▶ **Given request**: Retype each entry below exactly as it stands.

▶ **Exercise inputs**:
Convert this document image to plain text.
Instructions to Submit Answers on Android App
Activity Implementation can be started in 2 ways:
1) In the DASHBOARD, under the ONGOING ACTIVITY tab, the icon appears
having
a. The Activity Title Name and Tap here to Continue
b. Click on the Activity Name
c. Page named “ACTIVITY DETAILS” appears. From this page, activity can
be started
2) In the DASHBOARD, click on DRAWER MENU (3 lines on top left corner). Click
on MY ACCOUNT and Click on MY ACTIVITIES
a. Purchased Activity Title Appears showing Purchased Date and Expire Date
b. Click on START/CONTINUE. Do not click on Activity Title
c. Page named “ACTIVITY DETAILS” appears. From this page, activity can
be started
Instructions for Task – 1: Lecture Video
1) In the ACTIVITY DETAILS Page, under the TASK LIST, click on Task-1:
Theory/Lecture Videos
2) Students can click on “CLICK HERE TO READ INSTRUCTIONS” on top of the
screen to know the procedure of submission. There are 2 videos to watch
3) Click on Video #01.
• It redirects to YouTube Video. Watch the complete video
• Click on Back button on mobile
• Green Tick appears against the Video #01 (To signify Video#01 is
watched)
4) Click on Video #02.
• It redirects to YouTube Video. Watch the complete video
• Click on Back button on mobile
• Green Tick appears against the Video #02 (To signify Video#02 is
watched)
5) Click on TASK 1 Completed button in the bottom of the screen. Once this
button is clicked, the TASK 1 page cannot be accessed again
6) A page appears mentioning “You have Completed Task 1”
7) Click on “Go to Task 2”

▶ **Reply to the exercise**:
Convert this document image to plain text.
Instructions to Submit Answers on Android App
Activity Implementation can be started in 2 ways:
1) In the DASHBOARD, under the ONGOING ACTIVITY tab, the icon appears
having
a. The Activity Title Name and Tap here to Continue
b. Click on the Activity Name
c. Page named “ACTIVITY DETAILS” appears. From this page, activity can
be started
2) In the DASHBOARD, click on DRAWER MENU (3 lines on top left corner). Click
on MY ACCOUNT and Click on MY ACTIVITIES
a. Purchased Activity Title Appears showing Purchased Date and Expire Date
b. Click on START/CONTINUE. Do not click on Activity Title
c. Page named “ACTIVITY DETAILS” appears. From this page, activity can
be started
Instructions for Task – 1: Lecture Video
1) In the ACTIVITY DETAILS Page, under the TASK LIST, click on Task-1:
Theory/Lecture Videos
2) Students can click on “CLICK HERE TO READ INSTRUCTIONS” on top of the
screen to know the procedure of submission. There are 2 videos to watch
3) Click on Video #01.
• It redirects to YouTube Video. Watch the complete video
• Click on Back button on mobile
• Green Tick appears against the Video #01 (To signify Video#01 is
watched)
4) Click on Video #02.
• It redirects to YouTube Video. Watch the complete video
• Click on Back button on mobile
• Green Tick appears against the Video #02 (To signify Video#02 is
watched)
5) Click on TASK 1 Completed button in the bottom of the screen. Once this
button is clicked, the TASK 1 page cannot be accessed again
6) A page appears mentioning “You have Completed Task 1”
7) Click on “Go to Task 2”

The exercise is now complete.